## [OBJECTIVE]
Reproduce the listing that follows with no differences at all.
----
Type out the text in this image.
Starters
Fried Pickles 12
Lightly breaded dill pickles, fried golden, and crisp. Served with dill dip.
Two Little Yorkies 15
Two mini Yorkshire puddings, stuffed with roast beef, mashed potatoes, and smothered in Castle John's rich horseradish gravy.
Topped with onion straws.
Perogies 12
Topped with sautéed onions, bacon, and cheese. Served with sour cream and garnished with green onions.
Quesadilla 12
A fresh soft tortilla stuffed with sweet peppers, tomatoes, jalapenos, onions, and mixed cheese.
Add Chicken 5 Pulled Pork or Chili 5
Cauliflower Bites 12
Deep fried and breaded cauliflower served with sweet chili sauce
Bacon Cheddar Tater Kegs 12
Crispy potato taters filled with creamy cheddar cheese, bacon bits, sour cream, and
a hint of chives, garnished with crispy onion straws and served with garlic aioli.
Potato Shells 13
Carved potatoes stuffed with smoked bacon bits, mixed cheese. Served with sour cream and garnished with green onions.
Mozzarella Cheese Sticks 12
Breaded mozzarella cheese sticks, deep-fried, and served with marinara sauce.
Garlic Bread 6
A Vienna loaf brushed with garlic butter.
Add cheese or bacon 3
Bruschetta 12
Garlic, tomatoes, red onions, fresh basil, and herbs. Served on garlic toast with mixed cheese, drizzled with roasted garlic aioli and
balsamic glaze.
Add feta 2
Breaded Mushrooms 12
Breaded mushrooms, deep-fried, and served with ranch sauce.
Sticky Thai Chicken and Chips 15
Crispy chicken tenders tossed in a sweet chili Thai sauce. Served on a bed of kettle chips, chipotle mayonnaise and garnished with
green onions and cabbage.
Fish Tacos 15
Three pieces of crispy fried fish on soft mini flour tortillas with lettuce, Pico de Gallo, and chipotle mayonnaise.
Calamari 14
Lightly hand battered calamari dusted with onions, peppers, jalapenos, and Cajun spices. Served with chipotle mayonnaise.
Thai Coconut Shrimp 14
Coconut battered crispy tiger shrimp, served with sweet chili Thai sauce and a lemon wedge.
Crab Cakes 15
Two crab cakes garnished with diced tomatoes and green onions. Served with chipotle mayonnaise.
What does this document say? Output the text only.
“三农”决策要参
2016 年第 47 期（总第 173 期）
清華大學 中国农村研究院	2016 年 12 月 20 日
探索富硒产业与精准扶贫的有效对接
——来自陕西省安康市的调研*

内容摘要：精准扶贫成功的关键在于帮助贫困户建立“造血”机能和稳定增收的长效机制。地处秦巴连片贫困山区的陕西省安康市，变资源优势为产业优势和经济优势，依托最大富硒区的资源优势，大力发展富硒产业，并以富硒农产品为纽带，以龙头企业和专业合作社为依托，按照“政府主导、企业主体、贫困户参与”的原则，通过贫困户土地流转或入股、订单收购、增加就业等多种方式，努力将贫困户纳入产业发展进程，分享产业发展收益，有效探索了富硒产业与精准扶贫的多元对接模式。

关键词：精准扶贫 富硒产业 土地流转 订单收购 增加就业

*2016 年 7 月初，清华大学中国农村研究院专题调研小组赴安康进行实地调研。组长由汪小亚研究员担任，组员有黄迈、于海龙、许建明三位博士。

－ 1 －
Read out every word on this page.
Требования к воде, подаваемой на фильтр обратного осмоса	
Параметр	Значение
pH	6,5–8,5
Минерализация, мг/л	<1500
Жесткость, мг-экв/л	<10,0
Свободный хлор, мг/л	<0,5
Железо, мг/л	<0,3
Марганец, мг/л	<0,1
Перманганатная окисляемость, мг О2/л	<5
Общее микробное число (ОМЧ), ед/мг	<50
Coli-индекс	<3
----
## [ANSWER TO THE PROBLEM]
Type out the text in this image.
Starters
Fried Pickles 12
Lightly breaded dill pickles, fried golden, and crisp. Served with dill dip.
Two Little Yorkies 15
Two mini Yorkshire puddings, stuffed with roast beef, mashed potatoes, and smothered in Castle John's rich horseradish gravy.
Topped with onion straws.
Perogies 12
Topped with sautéed onions, bacon, and cheese. Served with sour cream and garnished with green onions.
Quesadilla 12
A fresh soft tortilla stuffed with sweet peppers, tomatoes, jalapenos, onions, and mixed cheese.
Add Chicken 5 Pulled Pork or Chili 5
Cauliflower Bites 12
Deep fried and breaded cauliflower served with sweet chili sauce
Bacon Cheddar Tater Kegs 12
Crispy potato taters filled with creamy cheddar cheese, bacon bits, sour cream, and
a hint of chives, garnished with crispy onion straws and served with garlic aioli.
Potato Shells 13
Carved potatoes stuffed with smoked bacon bits, mixed cheese. Served with sour cream and garnished with green onions.
Mozzarella Cheese Sticks 12
Breaded mozzarella cheese sticks, deep-fried, and served with marinara sauce.
Garlic Bread 6
A Vienna loaf brushed with garlic butter.
Add cheese or bacon 3
Bruschetta 12
Garlic, tomatoes, red onions, fresh basil, and herbs. Served on garlic toast with mixed cheese, drizzled with roasted garlic aioli and
balsamic glaze.
Add feta 2
Breaded Mushrooms 12
Breaded mushrooms, deep-fried, and served with ranch sauce.
Sticky Thai Chicken and Chips 15
Crispy chicken tenders tossed in a sweet chili Thai sauce. Served on a bed of kettle chips, chipotle mayonnaise and garnished with
green onions and cabbage.
Fish Tacos 15
Three pieces of crispy fried fish on soft mini flour tortillas with lettuce, Pico de Gallo, and chipotle mayonnaise.
Calamari 14
Lightly hand battered calamari dusted with onions, peppers, jalapenos, and Cajun spices. Served with chipotle mayonnaise.
Thai Coconut Shrimp 14
Coconut battered crispy tiger shrimp, served with sweet chili Thai sauce and a lemon wedge.
Crab Cakes 15
Two crab cakes garnished with diced tomatoes and green onions. Served with chipotle mayonnaise.
What does this document say? Output the text only.
“三农”决策要参
2016 年第 47 期（总第 173 期）
清華大學 中国农村研究院	2016 年 12 月 20 日
探索富硒产业与精准扶贫的有效对接
——来自陕西省安康市的调研*

内容摘要：精准扶贫成功的关键在于帮助贫困户建立“造血”机能和稳定增收的长效机制。地处秦巴连片贫困山区的陕西省安康市，变资源优势为产业优势和经济优势，依托最大富硒区的资源优势，大力发展富硒产业，并以富硒农产品为纽带，以龙头企业和专业合作社为依托，按照“政府主导、企业主体、贫困户参与”的原则，通过贫困户土地流转或入股、订单收购、增加就业等多种方式，努力将贫困户纳入产业发展进程，分享产业发展收益，有效探索了富硒产业与精准扶贫的多元对接模式。

关键词：精准扶贫 富硒产业 土地流转 订单收购 增加就业

*2016 年 7 月初，清华大学中国农村研究院专题调研小组赴安康进行实地调研。组长由汪小亚研究员担任，组员有黄迈、于海龙、许建明三位博士。

－ 1 －
Read out every word on this page.
Требования к воде, подаваемой на фильтр обратного осмоса	
Параметр	Значение
pH	6,5–8,5
Минерализация, мг/л	<1500
Жесткость, мг-экв/л	<10,0
Свободный хлор, мг/л	<0,5
Железо, мг/л	<0,3
Марганец, мг/л	<0,1
Перманганатная окисляемость, мг О2/л	<5
Общее микробное число (ОМЧ), ед/мг	<50
Coli-индекс	<3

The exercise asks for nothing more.